Take from the listing each line that has the string "Rosyjska".

** BEGIN Exercise materials **

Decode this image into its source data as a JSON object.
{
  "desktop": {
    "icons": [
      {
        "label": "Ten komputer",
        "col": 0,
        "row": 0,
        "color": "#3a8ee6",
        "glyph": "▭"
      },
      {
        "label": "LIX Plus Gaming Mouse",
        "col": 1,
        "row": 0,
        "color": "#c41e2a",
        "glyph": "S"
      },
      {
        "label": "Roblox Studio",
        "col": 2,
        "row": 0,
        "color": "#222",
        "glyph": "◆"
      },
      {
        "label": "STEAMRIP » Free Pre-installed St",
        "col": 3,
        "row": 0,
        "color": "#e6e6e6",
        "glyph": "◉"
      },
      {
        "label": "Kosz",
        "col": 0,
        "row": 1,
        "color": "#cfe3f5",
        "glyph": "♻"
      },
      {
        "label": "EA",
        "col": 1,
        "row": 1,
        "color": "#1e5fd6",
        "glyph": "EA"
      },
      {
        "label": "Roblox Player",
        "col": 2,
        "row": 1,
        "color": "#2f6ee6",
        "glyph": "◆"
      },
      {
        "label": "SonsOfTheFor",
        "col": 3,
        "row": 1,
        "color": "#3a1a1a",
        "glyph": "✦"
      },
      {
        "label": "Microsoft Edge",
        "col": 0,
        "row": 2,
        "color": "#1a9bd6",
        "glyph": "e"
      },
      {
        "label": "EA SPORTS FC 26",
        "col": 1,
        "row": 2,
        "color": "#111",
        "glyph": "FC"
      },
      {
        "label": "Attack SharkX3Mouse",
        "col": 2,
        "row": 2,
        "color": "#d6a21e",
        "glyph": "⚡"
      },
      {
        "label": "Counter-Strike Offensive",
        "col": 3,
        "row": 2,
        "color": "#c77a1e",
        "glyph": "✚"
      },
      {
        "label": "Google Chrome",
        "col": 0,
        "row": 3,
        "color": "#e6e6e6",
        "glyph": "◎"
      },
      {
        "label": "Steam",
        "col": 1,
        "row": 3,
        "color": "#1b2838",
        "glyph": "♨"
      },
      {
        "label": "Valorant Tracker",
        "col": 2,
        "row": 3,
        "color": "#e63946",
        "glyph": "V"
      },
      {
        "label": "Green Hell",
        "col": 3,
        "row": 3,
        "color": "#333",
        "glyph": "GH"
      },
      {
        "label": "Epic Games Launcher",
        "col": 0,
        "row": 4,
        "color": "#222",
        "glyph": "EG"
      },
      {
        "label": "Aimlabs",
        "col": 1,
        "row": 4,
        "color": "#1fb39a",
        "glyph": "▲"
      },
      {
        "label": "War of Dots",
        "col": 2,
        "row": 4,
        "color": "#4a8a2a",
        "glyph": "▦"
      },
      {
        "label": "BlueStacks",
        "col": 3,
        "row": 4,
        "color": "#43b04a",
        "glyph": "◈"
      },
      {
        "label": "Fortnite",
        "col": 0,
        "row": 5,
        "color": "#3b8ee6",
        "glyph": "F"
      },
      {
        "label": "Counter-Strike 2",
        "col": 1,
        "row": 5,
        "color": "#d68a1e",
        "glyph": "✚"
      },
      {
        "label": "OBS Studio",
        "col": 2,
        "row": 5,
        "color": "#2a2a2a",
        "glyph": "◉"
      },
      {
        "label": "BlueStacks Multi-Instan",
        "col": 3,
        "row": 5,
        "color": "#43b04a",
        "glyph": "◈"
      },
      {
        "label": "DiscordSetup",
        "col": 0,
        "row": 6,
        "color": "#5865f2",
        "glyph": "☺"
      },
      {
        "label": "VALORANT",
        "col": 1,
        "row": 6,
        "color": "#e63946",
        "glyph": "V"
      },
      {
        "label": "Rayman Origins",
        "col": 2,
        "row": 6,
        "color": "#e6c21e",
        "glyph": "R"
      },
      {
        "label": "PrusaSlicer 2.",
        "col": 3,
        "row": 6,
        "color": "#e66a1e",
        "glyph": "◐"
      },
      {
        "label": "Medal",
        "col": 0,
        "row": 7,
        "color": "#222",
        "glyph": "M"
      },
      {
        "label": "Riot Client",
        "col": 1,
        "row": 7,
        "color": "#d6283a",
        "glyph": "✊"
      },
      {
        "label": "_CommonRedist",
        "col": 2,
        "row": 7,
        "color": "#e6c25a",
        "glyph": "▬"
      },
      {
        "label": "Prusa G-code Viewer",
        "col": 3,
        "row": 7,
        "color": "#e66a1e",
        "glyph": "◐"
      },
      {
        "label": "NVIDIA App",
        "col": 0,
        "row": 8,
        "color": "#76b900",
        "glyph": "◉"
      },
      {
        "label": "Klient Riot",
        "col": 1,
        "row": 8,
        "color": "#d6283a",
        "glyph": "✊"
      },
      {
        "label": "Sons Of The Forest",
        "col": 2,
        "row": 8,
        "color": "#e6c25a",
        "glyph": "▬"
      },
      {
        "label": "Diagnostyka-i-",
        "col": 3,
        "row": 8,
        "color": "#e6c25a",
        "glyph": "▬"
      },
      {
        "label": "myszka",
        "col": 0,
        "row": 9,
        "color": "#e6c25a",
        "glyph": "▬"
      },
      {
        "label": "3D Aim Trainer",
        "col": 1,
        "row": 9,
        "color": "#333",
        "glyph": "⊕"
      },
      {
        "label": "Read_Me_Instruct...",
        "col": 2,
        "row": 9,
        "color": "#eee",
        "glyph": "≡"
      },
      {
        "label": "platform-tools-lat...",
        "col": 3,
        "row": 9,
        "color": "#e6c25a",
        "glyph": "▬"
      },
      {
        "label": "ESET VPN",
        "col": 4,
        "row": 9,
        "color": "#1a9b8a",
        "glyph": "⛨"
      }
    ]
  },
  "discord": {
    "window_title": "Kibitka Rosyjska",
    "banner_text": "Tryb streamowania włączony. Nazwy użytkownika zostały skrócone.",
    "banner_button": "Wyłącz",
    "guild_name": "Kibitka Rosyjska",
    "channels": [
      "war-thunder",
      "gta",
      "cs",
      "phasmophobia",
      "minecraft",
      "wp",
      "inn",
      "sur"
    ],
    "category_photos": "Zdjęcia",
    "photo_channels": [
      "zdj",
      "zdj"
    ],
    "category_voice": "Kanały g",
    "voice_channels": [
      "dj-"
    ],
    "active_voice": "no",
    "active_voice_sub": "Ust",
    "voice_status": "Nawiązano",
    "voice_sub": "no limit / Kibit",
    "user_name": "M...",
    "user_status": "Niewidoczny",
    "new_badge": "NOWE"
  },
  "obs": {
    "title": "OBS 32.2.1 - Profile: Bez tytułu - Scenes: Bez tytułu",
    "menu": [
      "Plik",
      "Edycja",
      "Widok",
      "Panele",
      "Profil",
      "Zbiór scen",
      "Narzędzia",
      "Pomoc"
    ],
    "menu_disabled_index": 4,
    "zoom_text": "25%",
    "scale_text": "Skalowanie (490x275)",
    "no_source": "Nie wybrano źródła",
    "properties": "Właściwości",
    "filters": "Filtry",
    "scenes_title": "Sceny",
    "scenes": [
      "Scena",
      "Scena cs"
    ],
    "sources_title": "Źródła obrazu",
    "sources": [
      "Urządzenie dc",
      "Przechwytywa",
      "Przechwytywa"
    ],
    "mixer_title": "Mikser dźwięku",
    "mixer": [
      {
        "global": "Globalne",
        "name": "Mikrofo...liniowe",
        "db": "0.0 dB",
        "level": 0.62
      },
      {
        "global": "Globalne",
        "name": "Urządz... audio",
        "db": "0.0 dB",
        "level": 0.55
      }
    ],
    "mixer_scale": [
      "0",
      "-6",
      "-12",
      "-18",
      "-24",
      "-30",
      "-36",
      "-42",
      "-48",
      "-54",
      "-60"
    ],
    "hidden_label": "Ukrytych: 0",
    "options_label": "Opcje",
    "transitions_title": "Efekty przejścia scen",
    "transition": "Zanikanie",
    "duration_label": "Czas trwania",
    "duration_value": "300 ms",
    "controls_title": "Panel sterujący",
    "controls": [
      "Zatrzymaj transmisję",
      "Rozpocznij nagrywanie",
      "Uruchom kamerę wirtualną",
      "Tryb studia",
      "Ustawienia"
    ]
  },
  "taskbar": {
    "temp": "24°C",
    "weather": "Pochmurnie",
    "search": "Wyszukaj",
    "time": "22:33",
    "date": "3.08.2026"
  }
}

** END Exercise materials **

#### [Result]
    "window_title": "Kibitka Rosyjska",
    "guild_name": "Kibitka Rosyjska",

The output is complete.